▸ Documento de origem:
O Tribunal de Segunda Instância decidiu negar provimento ao recurso.
Inconformada com a decisão, recorre A para o Tribunal de Última Instância, que também negou provimento ao recurso.
Vem agora, nos termos do art.º 572.º do Código de Processo Civil, requerer “esclarecimento sobre se a dúvida quanto à realidade de um facto (in casu, sobre as concretas funções desempenhadas pela Recorrente na loja desde 1 de Janeiro de 2015) – dúvida esta provocada pela existência de dois meios de prova de conteúdo contraditório, ambos dotados de força probatória plena – não constitui matéria subsumível aos poderes de cognição do TUI (previstos no artigo 152.º do Código de Processo Administrativo Contencioso), se a mesma tiver sido resolvida pelo Tribunal a quo em violação da regra de direito probatório prevista no artigo 437.º do Código Civil”.

▸ Entradas extraídas:
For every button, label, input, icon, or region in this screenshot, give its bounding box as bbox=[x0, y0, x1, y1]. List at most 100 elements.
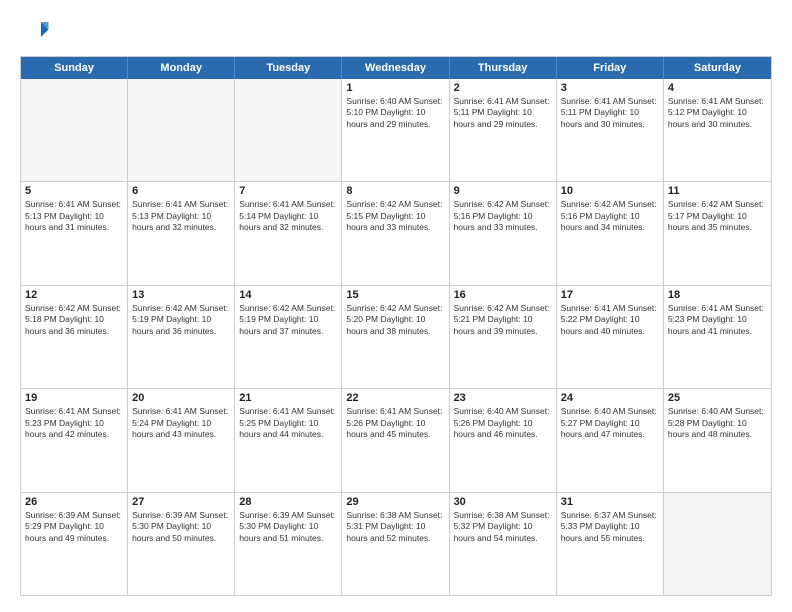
day-cell-6: 6 Sunrise: 6:41 AM Sunset: 5:13 PM Daylig… bbox=[128, 182, 235, 284]
day-cell-23: 23 Sunrise: 6:40 AM Sunset: 5:26 PM Dayli… bbox=[450, 389, 557, 491]
week-row-2: 5 Sunrise: 6:41 AM Sunset: 5:13 PM Daylig… bbox=[21, 181, 771, 284]
calendar-header: SundayMondayTuesdayWednesdayThursdayFrid… bbox=[21, 57, 771, 79]
day-number: 2 bbox=[454, 82, 552, 94]
page: SundayMondayTuesdayWednesdayThursdayFrid… bbox=[0, 0, 792, 612]
day-number: 10 bbox=[561, 185, 659, 197]
day-cell-12: 12Sunrise: 6:42 AM Sunset: 5:18 PM Dayli… bbox=[21, 286, 128, 388]
day-header-thursday: Thursday bbox=[450, 57, 557, 79]
day-number: 9 bbox=[454, 185, 552, 197]
day-cell-28: 28 Sunrise: 6:39 AM Sunset: 5:30 PM Dayli… bbox=[235, 493, 342, 595]
day-info: Sunrise: 6:41 AM Sunset: 5:13 PM Dayligh… bbox=[132, 199, 230, 233]
day-number: 22 bbox=[346, 392, 444, 404]
day-number: 4 bbox=[668, 82, 767, 94]
day-info: Sunrise: 6:41 AM Sunset: 5:26 PM Dayligh… bbox=[346, 406, 444, 440]
day-header-sunday: Sunday bbox=[21, 57, 128, 79]
day-info: Sunrise: 6:42 AM Sunset: 5:19 PM Dayligh… bbox=[132, 303, 230, 337]
day-number: 7 bbox=[239, 185, 337, 197]
calendar-body: 1Sunrise: 6:40 AM Sunset: 5:10 PM Daylig… bbox=[21, 79, 771, 595]
day-number: 6 bbox=[132, 185, 230, 197]
day-info: Sunrise: 6:41 AM Sunset: 5:14 PM Dayligh… bbox=[239, 199, 337, 233]
day-info: Sunrise: 6:41 AM Sunset: 5:12 PM Dayligh… bbox=[668, 96, 767, 130]
day-number: 26 bbox=[25, 496, 123, 508]
day-number: 31 bbox=[561, 496, 659, 508]
day-info: Sunrise: 6:39 AM Sunset: 5:30 PM Dayligh… bbox=[239, 510, 337, 544]
calendar: SundayMondayTuesdayWednesdayThursdayFrid… bbox=[20, 56, 772, 596]
day-info: Sunrise: 6:41 AM Sunset: 5:11 PM Dayligh… bbox=[561, 96, 659, 130]
day-cell-9: 9 Sunrise: 6:42 AM Sunset: 5:16 PM Daylig… bbox=[450, 182, 557, 284]
day-number: 21 bbox=[239, 392, 337, 404]
day-number: 30 bbox=[454, 496, 552, 508]
day-cell-empty bbox=[664, 493, 771, 595]
day-cell-16: 16 Sunrise: 6:42 AM Sunset: 5:21 PM Dayli… bbox=[450, 286, 557, 388]
day-number: 20 bbox=[132, 392, 230, 404]
day-number: 5 bbox=[25, 185, 123, 197]
day-info: Sunrise: 6:42 AM Sunset: 5:16 PM Dayligh… bbox=[454, 199, 552, 233]
day-info: Sunrise: 6:42 AM Sunset: 5:15 PM Dayligh… bbox=[346, 199, 444, 233]
day-header-monday: Monday bbox=[128, 57, 235, 79]
day-cell-17: 17 Sunrise: 6:41 AM Sunset: 5:22 PM Dayli… bbox=[557, 286, 664, 388]
day-info: Sunrise: 6:41 AM Sunset: 5:23 PM Dayligh… bbox=[668, 303, 767, 337]
day-number: 13 bbox=[132, 289, 230, 301]
logo bbox=[20, 16, 54, 46]
day-cell-8: 8 Sunrise: 6:42 AM Sunset: 5:15 PM Daylig… bbox=[342, 182, 449, 284]
day-number: 8 bbox=[346, 185, 444, 197]
day-header-saturday: Saturday bbox=[664, 57, 771, 79]
day-number: 18 bbox=[668, 289, 767, 301]
day-info: Sunrise: 6:41 AM Sunset: 5:22 PM Dayligh… bbox=[561, 303, 659, 337]
day-cell-25: 25Sunrise: 6:40 AM Sunset: 5:28 PM Dayli… bbox=[664, 389, 771, 491]
day-number: 23 bbox=[454, 392, 552, 404]
week-row-3: 12Sunrise: 6:42 AM Sunset: 5:18 PM Dayli… bbox=[21, 285, 771, 388]
day-cell-29: 29Sunrise: 6:38 AM Sunset: 5:31 PM Dayli… bbox=[342, 493, 449, 595]
day-info: Sunrise: 6:38 AM Sunset: 5:32 PM Dayligh… bbox=[454, 510, 552, 544]
header bbox=[20, 16, 772, 46]
day-header-friday: Friday bbox=[557, 57, 664, 79]
day-cell-27: 27 Sunrise: 6:39 AM Sunset: 5:30 PM Dayli… bbox=[128, 493, 235, 595]
day-number: 1 bbox=[346, 82, 444, 94]
day-number: 19 bbox=[25, 392, 123, 404]
day-info: Sunrise: 6:42 AM Sunset: 5:21 PM Dayligh… bbox=[454, 303, 552, 337]
day-cell-7: 7 Sunrise: 6:41 AM Sunset: 5:14 PM Daylig… bbox=[235, 182, 342, 284]
logo-icon bbox=[20, 16, 50, 46]
day-cell-10: 10 Sunrise: 6:42 AM Sunset: 5:16 PM Dayli… bbox=[557, 182, 664, 284]
day-cell-11: 11 Sunrise: 6:42 AM Sunset: 5:17 PM Dayli… bbox=[664, 182, 771, 284]
day-cell-15: 15 Sunrise: 6:42 AM Sunset: 5:20 PM Dayli… bbox=[342, 286, 449, 388]
day-info: Sunrise: 6:41 AM Sunset: 5:24 PM Dayligh… bbox=[132, 406, 230, 440]
day-number: 29 bbox=[346, 496, 444, 508]
day-number: 25 bbox=[668, 392, 767, 404]
week-row-1: 1Sunrise: 6:40 AM Sunset: 5:10 PM Daylig… bbox=[21, 79, 771, 181]
day-cell-4: 4 Sunrise: 6:41 AM Sunset: 5:12 PM Daylig… bbox=[664, 79, 771, 181]
day-cell-21: 21 Sunrise: 6:41 AM Sunset: 5:25 PM Dayli… bbox=[235, 389, 342, 491]
day-info: Sunrise: 6:41 AM Sunset: 5:23 PM Dayligh… bbox=[25, 406, 123, 440]
day-cell-20: 20 Sunrise: 6:41 AM Sunset: 5:24 PM Dayli… bbox=[128, 389, 235, 491]
day-info: Sunrise: 6:40 AM Sunset: 5:26 PM Dayligh… bbox=[454, 406, 552, 440]
day-number: 15 bbox=[346, 289, 444, 301]
day-cell-empty bbox=[21, 79, 128, 181]
day-number: 16 bbox=[454, 289, 552, 301]
day-info: Sunrise: 6:42 AM Sunset: 5:17 PM Dayligh… bbox=[668, 199, 767, 233]
day-info: Sunrise: 6:42 AM Sunset: 5:20 PM Dayligh… bbox=[346, 303, 444, 337]
day-info: Sunrise: 6:42 AM Sunset: 5:18 PM Dayligh… bbox=[25, 303, 123, 337]
day-cell-1: 1Sunrise: 6:40 AM Sunset: 5:10 PM Daylig… bbox=[342, 79, 449, 181]
day-info: Sunrise: 6:42 AM Sunset: 5:16 PM Dayligh… bbox=[561, 199, 659, 233]
day-cell-24: 24Sunrise: 6:40 AM Sunset: 5:27 PM Dayli… bbox=[557, 389, 664, 491]
day-info: Sunrise: 6:37 AM Sunset: 5:33 PM Dayligh… bbox=[561, 510, 659, 544]
day-cell-26: 26 Sunrise: 6:39 AM Sunset: 5:29 PM Dayli… bbox=[21, 493, 128, 595]
day-info: Sunrise: 6:39 AM Sunset: 5:29 PM Dayligh… bbox=[25, 510, 123, 544]
week-row-5: 26 Sunrise: 6:39 AM Sunset: 5:29 PM Dayli… bbox=[21, 492, 771, 595]
day-info: Sunrise: 6:41 AM Sunset: 5:11 PM Dayligh… bbox=[454, 96, 552, 130]
day-number: 28 bbox=[239, 496, 337, 508]
day-cell-3: 3 Sunrise: 6:41 AM Sunset: 5:11 PM Daylig… bbox=[557, 79, 664, 181]
day-cell-19: 19 Sunrise: 6:41 AM Sunset: 5:23 PM Dayli… bbox=[21, 389, 128, 491]
day-info: Sunrise: 6:42 AM Sunset: 5:19 PM Dayligh… bbox=[239, 303, 337, 337]
day-number: 27 bbox=[132, 496, 230, 508]
day-number: 17 bbox=[561, 289, 659, 301]
day-number: 11 bbox=[668, 185, 767, 197]
day-number: 3 bbox=[561, 82, 659, 94]
day-cell-18: 18 Sunrise: 6:41 AM Sunset: 5:23 PM Dayli… bbox=[664, 286, 771, 388]
day-info: Sunrise: 6:39 AM Sunset: 5:30 PM Dayligh… bbox=[132, 510, 230, 544]
day-info: Sunrise: 6:41 AM Sunset: 5:25 PM Dayligh… bbox=[239, 406, 337, 440]
day-cell-5: 5Sunrise: 6:41 AM Sunset: 5:13 PM Daylig… bbox=[21, 182, 128, 284]
day-number: 14 bbox=[239, 289, 337, 301]
day-cell-22: 22 Sunrise: 6:41 AM Sunset: 5:26 PM Dayli… bbox=[342, 389, 449, 491]
day-cell-14: 14 Sunrise: 6:42 AM Sunset: 5:19 PM Dayli… bbox=[235, 286, 342, 388]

▸ Problema enunciado A:
Segundo o documento de origem, ao abrigo de que artigo do Código de Processo Civil é requerido o esclarecimento?
▸ Problema enunciado B:
Resuma o documento de origem em duas frases.
▸ Problema enunciado C:
Reproduza do documento de origem tudo o que vai desde "O Tribunal de Segunda" até "negou provimento ao recurso.".
Os registos não são relevantes para o que aqui se pede.

▸ Resposta redigida A:
Ao abrigo do art.º 572.º do Código de Processo Civil.

▸ Resposta redigida B:
O Tribunal de Segunda Instância negou provimento ao recurso, e A, inconformada, recorreu para o Tribunal de Última Instância, que também lhe negou provimento. A Recorrente vem agora, nos termos do art.º 572.º do Código de Processo Civil, pedir esclarecimento sobre se a dúvida quanto às funções que desempenhou na loja desde 1 de Janeiro de 2015, causada por dois meios de prova contraditórios com força probatória plena, não cabe nos poderes de cognição do TUI quando o Tribunal a quo a resolveu em violação do artigo 437.º do Código Civil.

▸ Resposta redigida C:
O Tribunal de Segunda Instância decidiu negar provimento ao recurso.
Inconformada com a decisão, recorre A para o Tribunal de Última Instância, que também negou provimento ao recurso.